Exercise: Find the lines containing "Windows" and say how many there are, with no other words.

Provided data:

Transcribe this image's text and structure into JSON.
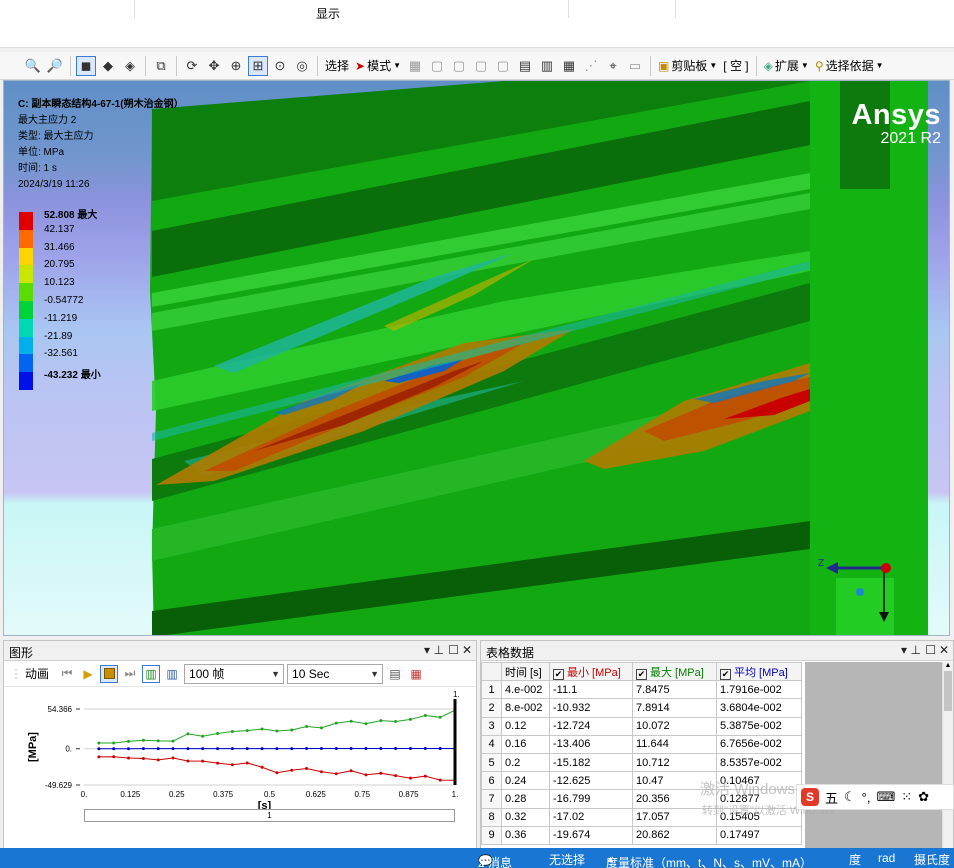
{
  "ribbon": {
    "group_label": "显示"
  },
  "toolbar": {
    "select": "选择",
    "mode": "模式",
    "clipboard": "剪贴板",
    "empty": "[ 空 ]",
    "extend": "扩展",
    "select_by": "选择依据"
  },
  "viewport": {
    "info": {
      "title": "C: 副本瞬态结构4-67-1(朔木治金钢）",
      "result": "最大主应力 2",
      "type": "类型: 最大主应力",
      "unit": "单位: MPa",
      "time": "时间: 1 s",
      "date": "2024/3/19 11:26"
    },
    "legend": [
      {
        "label": "52.808 最大",
        "color": "#e00000"
      },
      {
        "label": "42.137",
        "color": "#ff6a00"
      },
      {
        "label": "31.466",
        "color": "#ffd400"
      },
      {
        "label": "20.795",
        "color": "#c8e600"
      },
      {
        "label": "10.123",
        "color": "#5adc00"
      },
      {
        "label": "-0.54772",
        "color": "#00d33a"
      },
      {
        "label": "-11.219",
        "color": "#00d8b4"
      },
      {
        "label": "-21.89",
        "color": "#00b0e8"
      },
      {
        "label": "-32.561",
        "color": "#0066f0"
      },
      {
        "label": "-43.232 最小",
        "color": "#0010e8"
      }
    ],
    "logo": {
      "brand": "Ansys",
      "version": "2021 R2"
    },
    "triad_z": "Z"
  },
  "graph_panel": {
    "title": "图形",
    "animation_label": "动画",
    "frames": "100 帧",
    "duration": "10 Sec",
    "progress_label": "1",
    "chart": {
      "ylabel": "[MPa]",
      "xlabel": "[s]",
      "y_ticks": [
        "54.366",
        "0.",
        "-49.629"
      ],
      "x_ticks": [
        "0.",
        "0.125",
        "0.25",
        "0.375",
        "0.5",
        "0.625",
        "0.75",
        "0.875",
        "1."
      ],
      "cursor_label": "1."
    }
  },
  "chart_data": {
    "type": "line",
    "xlabel": "[s]",
    "ylabel": "[MPa]",
    "ylim": [
      -49.629,
      54.366
    ],
    "xlim": [
      0,
      1
    ],
    "series": [
      {
        "color": "#21a321",
        "points": [
          [
            0.04,
            7.85
          ],
          [
            0.08,
            7.89
          ],
          [
            0.12,
            10.07
          ],
          [
            0.16,
            11.64
          ],
          [
            0.2,
            10.71
          ],
          [
            0.24,
            10.47
          ],
          [
            0.28,
            20.36
          ],
          [
            0.32,
            17.06
          ],
          [
            0.36,
            20.86
          ],
          [
            0.4,
            23.5
          ],
          [
            0.44,
            24.8
          ],
          [
            0.48,
            27.0
          ],
          [
            0.52,
            24.2
          ],
          [
            0.56,
            25.6
          ],
          [
            0.6,
            30.4
          ],
          [
            0.64,
            28.6
          ],
          [
            0.68,
            35.0
          ],
          [
            0.72,
            37.6
          ],
          [
            0.76,
            34.2
          ],
          [
            0.8,
            38.4
          ],
          [
            0.84,
            37.3
          ],
          [
            0.88,
            40.1
          ],
          [
            0.92,
            45.4
          ],
          [
            0.96,
            43.0
          ],
          [
            1.0,
            52.8
          ]
        ]
      },
      {
        "color": "#0000cc",
        "points": [
          [
            0.04,
            0.018
          ],
          [
            0.08,
            0.037
          ],
          [
            0.12,
            0.054
          ],
          [
            0.16,
            0.068
          ],
          [
            0.2,
            0.085
          ],
          [
            0.24,
            0.105
          ],
          [
            0.28,
            0.129
          ],
          [
            0.32,
            0.154
          ],
          [
            0.36,
            0.175
          ],
          [
            0.4,
            0.19
          ],
          [
            0.44,
            0.2
          ],
          [
            0.48,
            0.21
          ],
          [
            0.52,
            0.22
          ],
          [
            0.56,
            0.23
          ],
          [
            0.6,
            0.24
          ],
          [
            0.64,
            0.25
          ],
          [
            0.68,
            0.26
          ],
          [
            0.72,
            0.27
          ],
          [
            0.76,
            0.28
          ],
          [
            0.8,
            0.29
          ],
          [
            0.84,
            0.3
          ],
          [
            0.88,
            0.31
          ],
          [
            0.92,
            0.32
          ],
          [
            0.96,
            0.33
          ],
          [
            1.0,
            0.34
          ]
        ]
      },
      {
        "color": "#cc0000",
        "points": [
          [
            0.04,
            -11.1
          ],
          [
            0.08,
            -10.93
          ],
          [
            0.12,
            -12.72
          ],
          [
            0.16,
            -13.41
          ],
          [
            0.2,
            -15.18
          ],
          [
            0.24,
            -12.63
          ],
          [
            0.28,
            -16.8
          ],
          [
            0.32,
            -17.02
          ],
          [
            0.36,
            -19.67
          ],
          [
            0.4,
            -22.0
          ],
          [
            0.44,
            -19.5
          ],
          [
            0.48,
            -25.3
          ],
          [
            0.52,
            -32.8
          ],
          [
            0.56,
            -29.4
          ],
          [
            0.6,
            -27.0
          ],
          [
            0.64,
            -31.5
          ],
          [
            0.68,
            -34.2
          ],
          [
            0.72,
            -30.2
          ],
          [
            0.76,
            -35.7
          ],
          [
            0.8,
            -33.6
          ],
          [
            0.84,
            -36.8
          ],
          [
            0.88,
            -40.3
          ],
          [
            0.92,
            -37.5
          ],
          [
            0.96,
            -43.0
          ],
          [
            1.0,
            -43.2
          ]
        ]
      }
    ]
  },
  "table_panel": {
    "title": "表格数据",
    "headers": [
      "时间 [s]",
      "最小 [MPa]",
      "最大 [MPa]",
      "平均 [MPa]"
    ],
    "header_colors": [
      "#000000",
      "#cc0000",
      "#008000",
      "#0000cc"
    ],
    "rows": [
      [
        "1",
        "4.e-002",
        "-11.1",
        "7.8475",
        "1.7916e-002"
      ],
      [
        "2",
        "8.e-002",
        "-10.932",
        "7.8914",
        "3.6804e-002"
      ],
      [
        "3",
        "0.12",
        "-12.724",
        "10.072",
        "5.3875e-002"
      ],
      [
        "4",
        "0.16",
        "-13.406",
        "11.644",
        "6.7656e-002"
      ],
      [
        "5",
        "0.2",
        "-15.182",
        "10.712",
        "8.5357e-002"
      ],
      [
        "6",
        "0.24",
        "-12.625",
        "10.47",
        "0.10467"
      ],
      [
        "7",
        "0.28",
        "-16.799",
        "20.356",
        "0.12877"
      ],
      [
        "8",
        "0.32",
        "-17.02",
        "17.057",
        "0.15405"
      ],
      [
        "9",
        "0.36",
        "-19.674",
        "20.862",
        "0.17497"
      ]
    ]
  },
  "ime": {
    "mode": "五"
  },
  "watermark": {
    "line1": "激活 Windows",
    "line2": "转到\"设置\"以激活 Windows"
  },
  "statusbar": {
    "messages": "2 消息",
    "selection": "无选择",
    "units": "度量标准（mm、t、N、s、mV、mA）",
    "angle": "度",
    "rad": "rad",
    "temp": "摄氏度"
  }
}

Completed exercise: 2